─── PROVIDED RECORDS ───

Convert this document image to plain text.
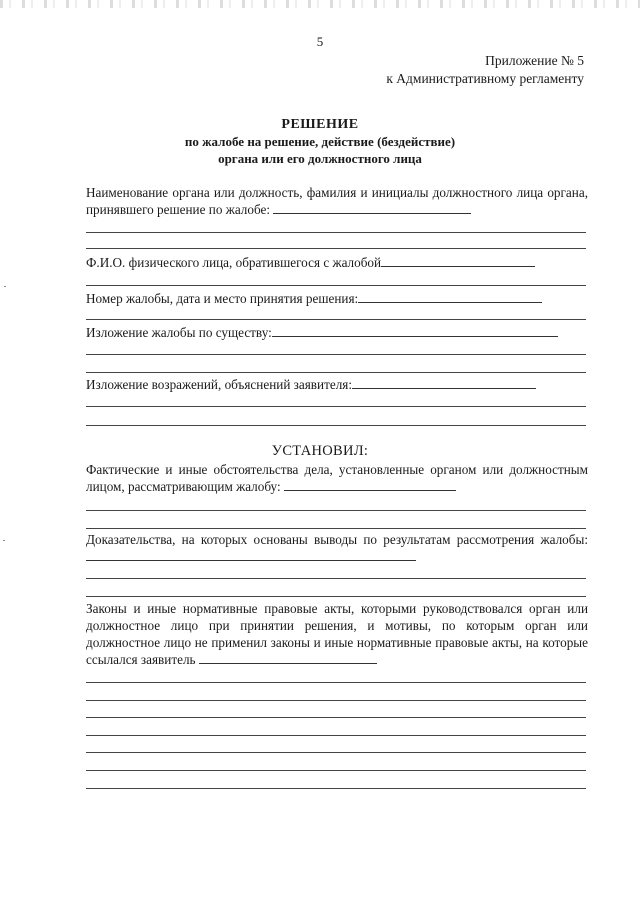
5
Приложение № 5
к Административному регламенту
РЕШЕНИЕ
по жалобе на решение, действие (бездействие)
органа или его должностного лица
Наименование органа или должность, фамилия и инициалы должностного лица органа, принявшего решение по жалобе:
Ф.И.О. физического лица, обратившегося с жалобой
Номер жалобы, дата и место принятия решения:
Изложение жалобы по существу:
Изложение возражений, объяснений заявителя:
УСТАНОВИЛ:
Фактические и иные обстоятельства дела, установленные органом или должностным лицом, рассматривающим жалобу:
Доказательства, на которых основаны выводы по результатам рассмотрения жалобы:
Законы и иные нормативные правовые акты, которыми руководствовался орган или должностное лицо при принятии решения, и мотивы, по которым орган или должностное лицо не применил законы и иные нормативные правовые акты, на которые ссылался заявитель
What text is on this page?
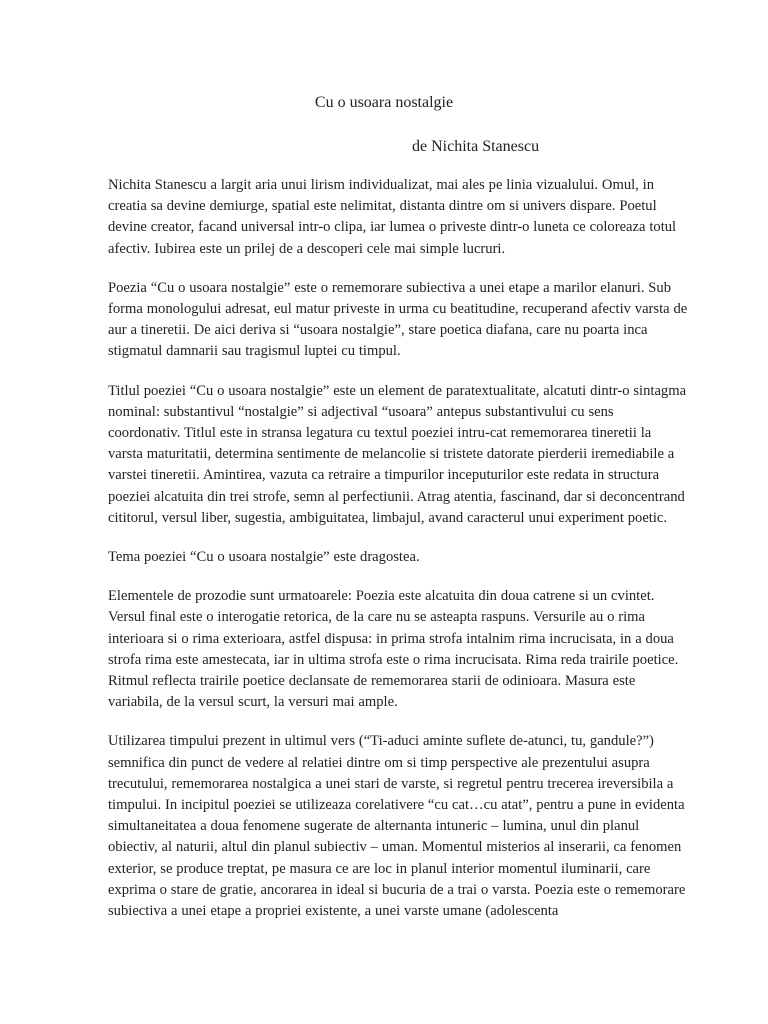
Cu o usoara nostalgie
de Nichita Stanescu

Nichita Stanescu a largit aria unui lirism individualizat, mai ales pe linia vizualului. Omul, in creatia sa devine demiurge, spatial este nelimitat, distanta dintre om si univers dispare. Poetul devine creator, facand universal intr-o clipa, iar lumea o priveste dintr-o luneta ce coloreaza totul afectiv. Iubirea este un prilej de a descoperi cele mai simple lucruri.

Poezia “Cu o usoara nostalgie” este o rememorare subiectiva a unei etape a marilor elanuri. Sub forma monologului adresat, eul matur priveste in urma cu beatitudine, recuperand afectiv varsta de aur a tineretii. De aici deriva si “usoara nostalgie”, stare poetica diafana, care nu poarta inca stigmatul damnarii sau tragismul luptei cu timpul.

Titlul poeziei “Cu o usoara nostalgie” este un element de paratextualitate, alcatuti dintr-o sintagma nominal: substantivul “nostalgie” si adjectival “usoara” antepus substantivului cu sens coordonativ. Titlul este in stransa legatura cu textul poeziei intru-cat rememorarea tineretii la varsta maturitatii, determina sentimente de melancolie si tristete datorate pierderii iremediabile a varstei tineretii. Amintirea, vazuta ca retraire a timpurilor inceputurilor este redata in structura poeziei alcatuita din trei strofe, semn al perfectiunii. Atrag atentia, fascinand, dar si deconcentrand cititorul, versul liber, sugestia, ambiguitatea, limbajul, avand caracterul unui experiment poetic.

Tema poeziei “Cu o usoara nostalgie” este dragostea.

Elementele de prozodie sunt urmatoarele: Poezia este alcatuita din doua catrene si un cvintet. Versul final este o interogatie retorica, de la care nu se asteapta raspuns. Versurile au o rima interioara si o rima exterioara, astfel dispusa: in prima strofa intalnim rima incrucisata, in a doua strofa rima este amestecata, iar in ultima strofa este o rima incrucisata. Rima reda trairile poetice. Ritmul reflecta trairile poetice declansate de rememorarea starii de odinioara. Masura este variabila, de la versul scurt, la versuri mai ample.

Utilizarea timpului prezent in ultimul vers (“Ti-aduci aminte suflete de-atunci, tu, gandule?”) semnifica din punct de vedere al relatiei dintre om si timp perspective ale prezentului asupra trecutului, rememorarea nostalgica a unei stari de varste, si regretul pentru trecerea ireversibila a timpului. In incipitul poeziei se utilizeaza corelativere “cu cat…cu atat”, pentru a pune in evidenta simultaneitatea a doua fenomene sugerate de alternanta intuneric – lumina, unul din planul obiectiv, al naturii, altul din planul subiectiv – uman. Momentul misterios al inserarii, ca fenomen exterior, se produce treptat, pe masura ce are loc in planul interior momentul iluminarii, care exprima o stare de gratie, ancorarea in ideal si bucuria de a trai o varsta. Poezia este o rememorare subiectiva a unei etape a propriei existente, a unei varste umane (adolescenta
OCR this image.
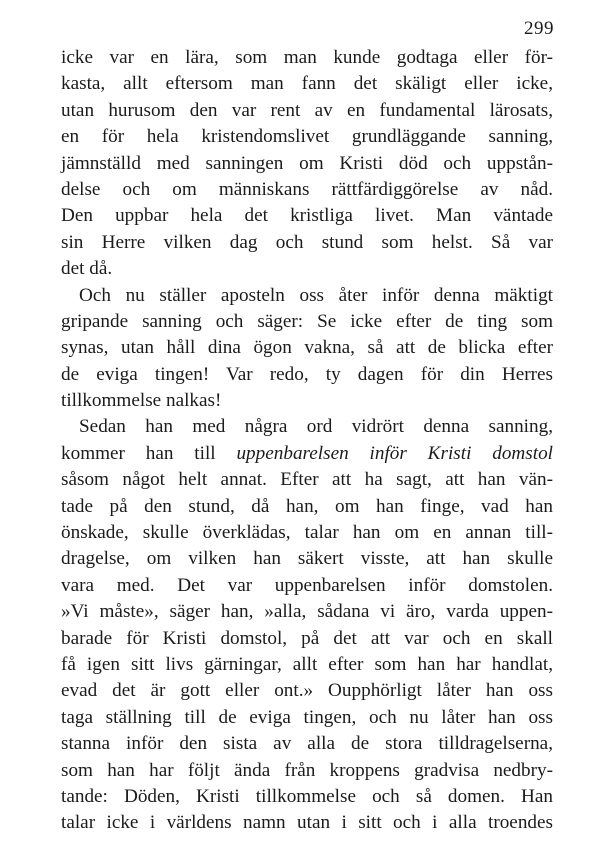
299
icke var en lära, som man kunde godtaga eller för-
kasta, allt eftersom man fann det skäligt eller icke,
utan hurusom den var rent av en fundamental lärosats,
en för hela kristendomslivet grundläggande sanning,
jämnställd med sanningen om Kristi död och uppstån-
delse och om människans rättfärdiggörelse av nåd.
Den uppbar hela det kristliga livet. Man väntade
sin Herre vilken dag och stund som helst. Så var
det då.
Och nu ställer aposteln oss åter inför denna mäktigt
gripande sanning och säger: Se icke efter de ting som
synas, utan håll dina ögon vakna, så att de blicka efter
de eviga tingen! Var redo, ty dagen för din Herres
tillkommelse nalkas!
Sedan han med några ord vidrört denna sanning,
kommer han till uppenbarelsen inför Kristi domstol
såsom något helt annat. Efter att ha sagt, att han vän-
tade på den stund, då han, om han finge, vad han
önskade, skulle överklädas, talar han om en annan till-
dragelse, om vilken han säkert visste, att han skulle
vara med. Det var uppenbarelsen inför domstolen.
»Vi måste», säger han, »alla, sådana vi äro, varda uppen-
barade för Kristi domstol, på det att var och en skall
få igen sitt livs gärningar, allt efter som han har handlat,
evad det är gott eller ont.» Oupphörligt låter han oss
taga ställning till de eviga tingen, och nu låter han oss
stanna inför den sista av alla de stora tilldragelserna,
som han har följt ända från kroppens gradvisa nedbry-
tande: Döden, Kristi tillkommelse och så domen. Han
talar icke i världens namn utan i sitt och i alla troendes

───

PROBLEM DESCRIPTION:
A faithful copy of the records above is needed, with the pictures left out.

COMPLETE ANSWER:
Convert this document image to plain text.
5
Приложение № 5
к Административному регламенту
РЕШЕНИЕ
по жалобе на решение, действие (бездействие)
органа или его должностного лица
Наименование органа или должность, фамилия и инициалы должностного лица органа, принявшего решение по жалобе:
Ф.И.О. физического лица, обратившегося с жалобой
Номер жалобы, дата и место принятия решения:
Изложение жалобы по существу:
Изложение возражений, объяснений заявителя:
УСТАНОВИЛ:
Фактические и иные обстоятельства дела, установленные органом или должностным лицом, рассматривающим жалобу:
Доказательства, на которых основаны выводы по результатам рассмотрения жалобы:
Законы и иные нормативные правовые акты, которыми руководствовался орган или должностное лицо при принятии решения, и мотивы, по которым орган или должностное лицо не применил законы и иные нормативные правовые акты, на которые ссылался заявитель
What text is on this page?
Cu o usoara nostalgie
de Nichita Stanescu

Nichita Stanescu a largit aria unui lirism individualizat, mai ales pe linia vizualului. Omul, in creatia sa devine demiurge, spatial este nelimitat, distanta dintre om si univers dispare. Poetul devine creator, facand universal intr-o clipa, iar lumea o priveste dintr-o luneta ce coloreaza totul afectiv. Iubirea este un prilej de a descoperi cele mai simple lucruri.

Poezia “Cu o usoara nostalgie” este o rememorare subiectiva a unei etape a marilor elanuri. Sub forma monologului adresat, eul matur priveste in urma cu beatitudine, recuperand afectiv varsta de aur a tineretii. De aici deriva si “usoara nostalgie”, stare poetica diafana, care nu poarta inca stigmatul damnarii sau tragismul luptei cu timpul.

Titlul poeziei “Cu o usoara nostalgie” este un element de paratextualitate, alcatuti dintr-o sintagma nominal: substantivul “nostalgie” si adjectival “usoara” antepus substantivului cu sens coordonativ. Titlul este in stransa legatura cu textul poeziei intru-cat rememorarea tineretii la varsta maturitatii, determina sentimente de melancolie si tristete datorate pierderii iremediabile a varstei tineretii. Amintirea, vazuta ca retraire a timpurilor inceputurilor este redata in structura poeziei alcatuita din trei strofe, semn al perfectiunii. Atrag atentia, fascinand, dar si deconcentrand cititorul, versul liber, sugestia, ambiguitatea, limbajul, avand caracterul unui experiment poetic.

Tema poeziei “Cu o usoara nostalgie” este dragostea.

Elementele de prozodie sunt urmatoarele: Poezia este alcatuita din doua catrene si un cvintet. Versul final este o interogatie retorica, de la care nu se asteapta raspuns. Versurile au o rima interioara si o rima exterioara, astfel dispusa: in prima strofa intalnim rima incrucisata, in a doua strofa rima este amestecata, iar in ultima strofa este o rima incrucisata. Rima reda trairile poetice. Ritmul reflecta trairile poetice declansate de rememorarea starii de odinioara. Masura este variabila, de la versul scurt, la versuri mai ample.

Utilizarea timpului prezent in ultimul vers (“Ti-aduci aminte suflete de-atunci, tu, gandule?”) semnifica din punct de vedere al relatiei dintre om si timp perspective ale prezentului asupra trecutului, rememorarea nostalgica a unei stari de varste, si regretul pentru trecerea ireversibila a timpului. In incipitul poeziei se utilizeaza corelativere “cu cat…cu atat”, pentru a pune in evidenta simultaneitatea a doua fenomene sugerate de alternanta intuneric – lumina, unul din planul obiectiv, al naturii, altul din planul subiectiv – uman. Momentul misterios al inserarii, ca fenomen exterior, se produce treptat, pe masura ce are loc in planul interior momentul iluminarii, care exprima o stare de gratie, ancorarea in ideal si bucuria de a trai o varsta. Poezia este o rememorare subiectiva a unei etape a propriei existente, a unei varste umane (adolescenta
OCR this image.
299
icke var en lära, som man kunde godtaga eller för-
kasta, allt eftersom man fann det skäligt eller icke,
utan hurusom den var rent av en fundamental lärosats,
en för hela kristendomslivet grundläggande sanning,
jämnställd med sanningen om Kristi död och uppstån-
delse och om människans rättfärdiggörelse av nåd.
Den uppbar hela det kristliga livet. Man väntade
sin Herre vilken dag och stund som helst. Så var
det då.
Och nu ställer aposteln oss åter inför denna mäktigt
gripande sanning och säger: Se icke efter de ting som
synas, utan håll dina ögon vakna, så att de blicka efter
de eviga tingen! Var redo, ty dagen för din Herres
tillkommelse nalkas!
Sedan han med några ord vidrört denna sanning,
kommer han till uppenbarelsen inför Kristi domstol
såsom något helt annat. Efter att ha sagt, att han vän-
tade på den stund, då han, om han finge, vad han
önskade, skulle överklädas, talar han om en annan till-
dragelse, om vilken han säkert visste, att han skulle
vara med. Det var uppenbarelsen inför domstolen.
»Vi måste», säger han, »alla, sådana vi äro, varda uppen-
barade för Kristi domstol, på det att var och en skall
få igen sitt livs gärningar, allt efter som han har handlat,
evad det är gott eller ont.» Oupphörligt låter han oss
taga ställning till de eviga tingen, och nu låter han oss
stanna inför den sista av alla de stora tilldragelserna,
som han har följt ända från kroppens gradvisa nedbry-
tande: Döden, Kristi tillkommelse och så domen. Han
talar icke i världens namn utan i sitt och i alla troendes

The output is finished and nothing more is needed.